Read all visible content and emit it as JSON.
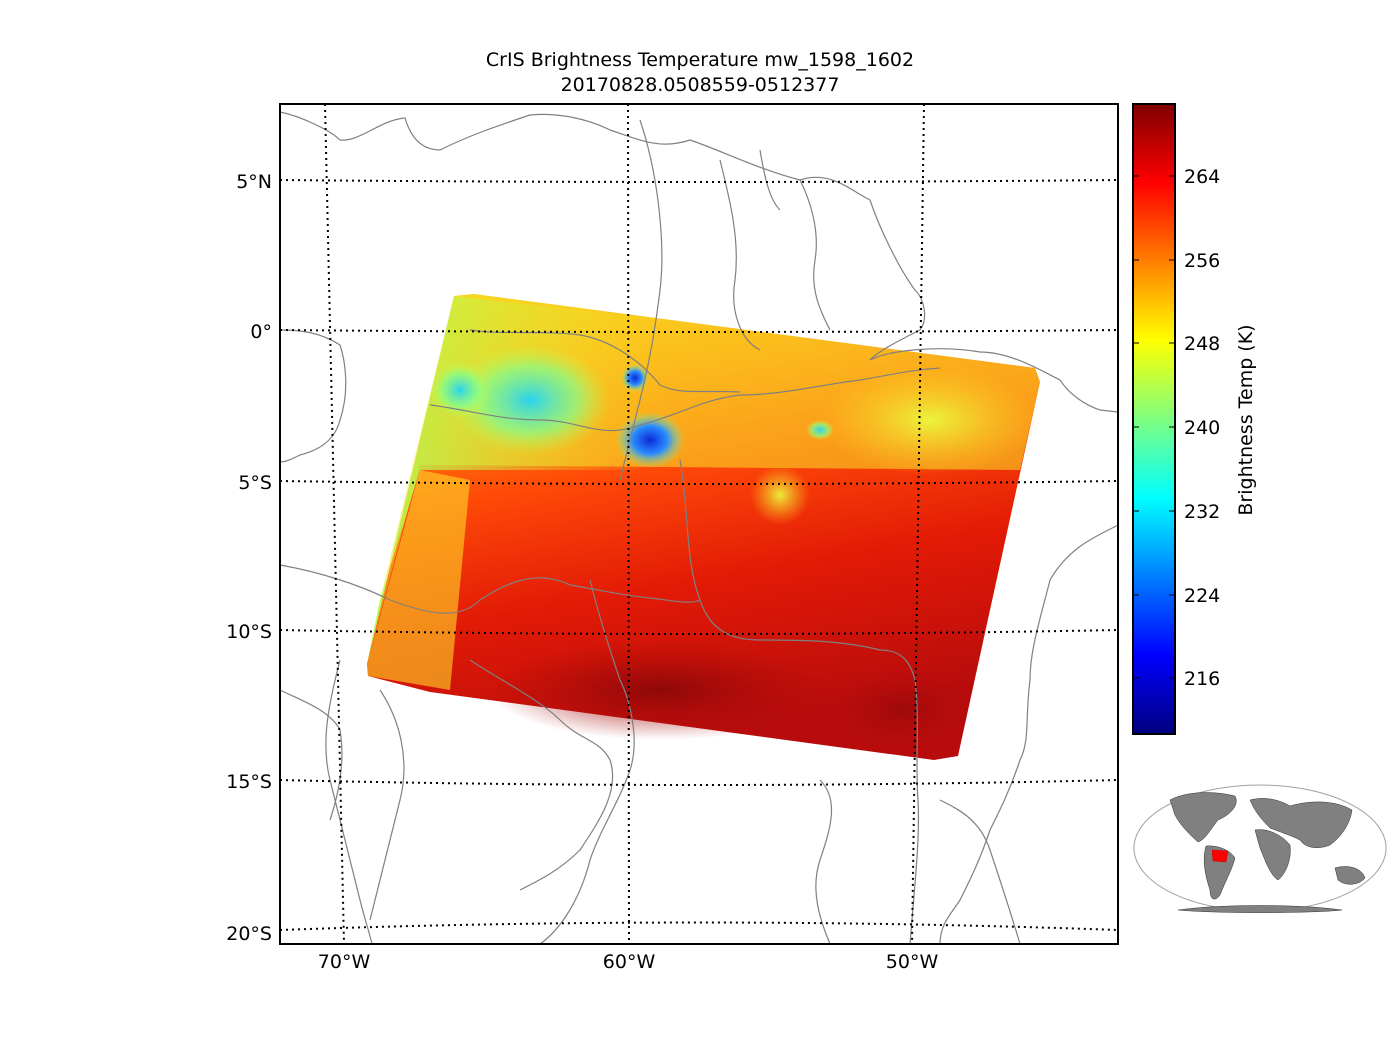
{
  "title": {
    "line1": "CrIS Brightness Temperature mw_1598_1602",
    "line2": "20170828.0508559-0512377"
  },
  "axes": {
    "lat_labels": [
      "5°N",
      "0°",
      "5°S",
      "10°S",
      "15°S",
      "20°S"
    ],
    "lon_labels": [
      "70°W",
      "60°W",
      "50°W"
    ]
  },
  "colorbar": {
    "label": "Brightness Temp (K)",
    "ticks": [
      "264",
      "256",
      "248",
      "240",
      "232",
      "224",
      "216"
    ],
    "colormap": "jet",
    "colors": [
      "#00007f",
      "#0000ff",
      "#007fff",
      "#00ffff",
      "#7fff7f",
      "#ffff00",
      "#ff7f00",
      "#ff0000",
      "#7f0000"
    ]
  },
  "inset": {
    "land_color": "#808080",
    "highlight_color": "#ff0000"
  }
}
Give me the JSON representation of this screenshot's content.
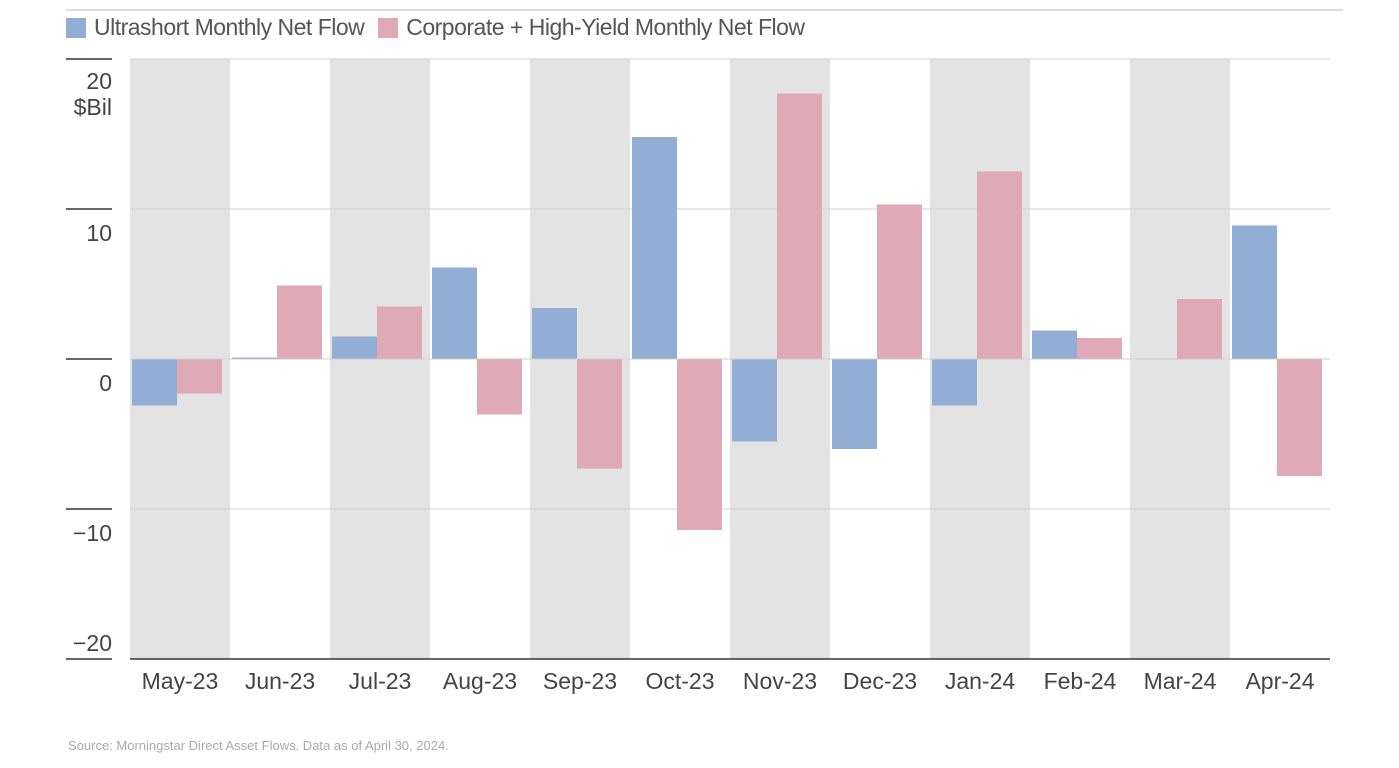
{
  "chart_data": {
    "type": "bar",
    "categories": [
      "May-23",
      "Jun-23",
      "Jul-23",
      "Aug-23",
      "Sep-23",
      "Oct-23",
      "Nov-23",
      "Dec-23",
      "Jan-24",
      "Feb-24",
      "Mar-24",
      "Apr-24"
    ],
    "series": [
      {
        "name": "Ultrashort Monthly Net Flow",
        "color": "#93AED5",
        "values": [
          -3.1,
          0.1,
          1.5,
          6.1,
          3.4,
          14.8,
          -5.5,
          -6.0,
          -3.1,
          1.9,
          0,
          8.9
        ]
      },
      {
        "name": "Corporate + High-Yield Monthly Net Flow",
        "color": "#DFA9B8",
        "values": [
          -2.3,
          4.9,
          3.5,
          -3.7,
          -7.3,
          -11.4,
          17.7,
          10.3,
          12.5,
          1.4,
          4.0,
          -7.8
        ]
      }
    ],
    "ylabel": "$Bil",
    "ylim": [
      -20,
      20
    ],
    "yticks": [
      20,
      10,
      0,
      -10,
      -20
    ],
    "ytick_labels": [
      "20",
      "10",
      "0",
      "−10",
      "−20"
    ],
    "grid": true,
    "legend": "top-left",
    "band_color": "#E3E3E3",
    "source": "Source: Morningstar Direct Asset Flows. Data as of April 30, 2024."
  }
}
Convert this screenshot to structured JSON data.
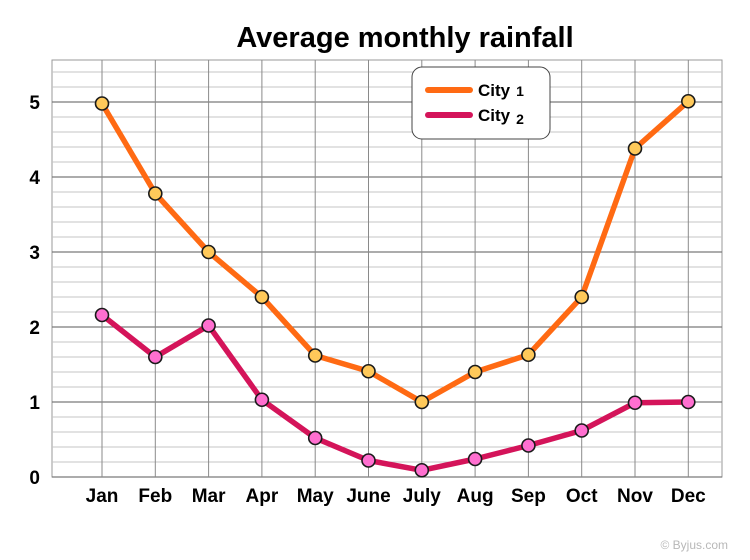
{
  "chart_data": {
    "type": "line",
    "title": "Average monthly rainfall",
    "xlabel": "",
    "ylabel": "",
    "categories": [
      "Jan",
      "Feb",
      "Mar",
      "Apr",
      "May",
      "June",
      "July",
      "Aug",
      "Sep",
      "Oct",
      "Nov",
      "Dec"
    ],
    "ylim": [
      0,
      5.5
    ],
    "yticks": [
      0,
      1,
      2,
      3,
      4,
      5
    ],
    "grid": true,
    "legend_position": "top-right",
    "series": [
      {
        "name": "City",
        "number": "1",
        "color": "#ff6a13",
        "marker_color": "#ffc95a",
        "values": [
          4.98,
          3.78,
          3.0,
          2.4,
          1.62,
          1.41,
          1.0,
          1.4,
          1.63,
          2.4,
          4.38,
          5.01
        ]
      },
      {
        "name": "City",
        "number": "2",
        "color": "#d4145a",
        "marker_color": "#ff6fd0",
        "values": [
          2.16,
          1.6,
          2.02,
          1.03,
          0.52,
          0.22,
          0.09,
          0.24,
          0.42,
          0.62,
          0.99,
          1.0
        ]
      }
    ]
  },
  "watermark": "© Byjus.com"
}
________________
Strip out the images, then output the records above word for word.

[Response below]
Read all visible content and emit it as JSON.
{
  "title": {
    "line1": "CrIS Brightness Temperature mw_1598_1602",
    "line2": "20170828.0508559-0512377"
  },
  "axes": {
    "lat_labels": [
      "5°N",
      "0°",
      "5°S",
      "10°S",
      "15°S",
      "20°S"
    ],
    "lon_labels": [
      "70°W",
      "60°W",
      "50°W"
    ]
  },
  "colorbar": {
    "label": "Brightness Temp (K)",
    "ticks": [
      "264",
      "256",
      "248",
      "240",
      "232",
      "224",
      "216"
    ],
    "colormap": "jet",
    "colors": [
      "#00007f",
      "#0000ff",
      "#007fff",
      "#00ffff",
      "#7fff7f",
      "#ffff00",
      "#ff7f00",
      "#ff0000",
      "#7f0000"
    ]
  },
  "inset": {
    "land_color": "#808080",
    "highlight_color": "#ff0000"
  }
}
Give me the JSON representation of this screenshot's content.
{
  "chart_data": {
    "type": "bar",
    "categories": [
      "May-23",
      "Jun-23",
      "Jul-23",
      "Aug-23",
      "Sep-23",
      "Oct-23",
      "Nov-23",
      "Dec-23",
      "Jan-24",
      "Feb-24",
      "Mar-24",
      "Apr-24"
    ],
    "series": [
      {
        "name": "Ultrashort Monthly Net Flow",
        "color": "#93AED5",
        "values": [
          -3.1,
          0.1,
          1.5,
          6.1,
          3.4,
          14.8,
          -5.5,
          -6.0,
          -3.1,
          1.9,
          0,
          8.9
        ]
      },
      {
        "name": "Corporate + High-Yield Monthly Net Flow",
        "color": "#DFA9B8",
        "values": [
          -2.3,
          4.9,
          3.5,
          -3.7,
          -7.3,
          -11.4,
          17.7,
          10.3,
          12.5,
          1.4,
          4.0,
          -7.8
        ]
      }
    ],
    "ylabel": "$Bil",
    "ylim": [
      -20,
      20
    ],
    "yticks": [
      20,
      10,
      0,
      -10,
      -20
    ],
    "ytick_labels": [
      "20",
      "10",
      "0",
      "−10",
      "−20"
    ],
    "grid": true,
    "legend": "top-left",
    "band_color": "#E3E3E3",
    "source": "Source: Morningstar Direct Asset Flows. Data as of April 30, 2024."
  }
}
Convert this screenshot to structured JSON data.
{
  "chart_data": {
    "type": "line",
    "title": "Average monthly rainfall",
    "xlabel": "",
    "ylabel": "",
    "categories": [
      "Jan",
      "Feb",
      "Mar",
      "Apr",
      "May",
      "June",
      "July",
      "Aug",
      "Sep",
      "Oct",
      "Nov",
      "Dec"
    ],
    "ylim": [
      0,
      5.5
    ],
    "yticks": [
      0,
      1,
      2,
      3,
      4,
      5
    ],
    "grid": true,
    "legend_position": "top-right",
    "series": [
      {
        "name": "City",
        "number": "1",
        "color": "#ff6a13",
        "marker_color": "#ffc95a",
        "values": [
          4.98,
          3.78,
          3.0,
          2.4,
          1.62,
          1.41,
          1.0,
          1.4,
          1.63,
          2.4,
          4.38,
          5.01
        ]
      },
      {
        "name": "City",
        "number": "2",
        "color": "#d4145a",
        "marker_color": "#ff6fd0",
        "values": [
          2.16,
          1.6,
          2.02,
          1.03,
          0.52,
          0.22,
          0.09,
          0.24,
          0.42,
          0.62,
          0.99,
          1.0
        ]
      }
    ]
  },
  "watermark": "© Byjus.com"
}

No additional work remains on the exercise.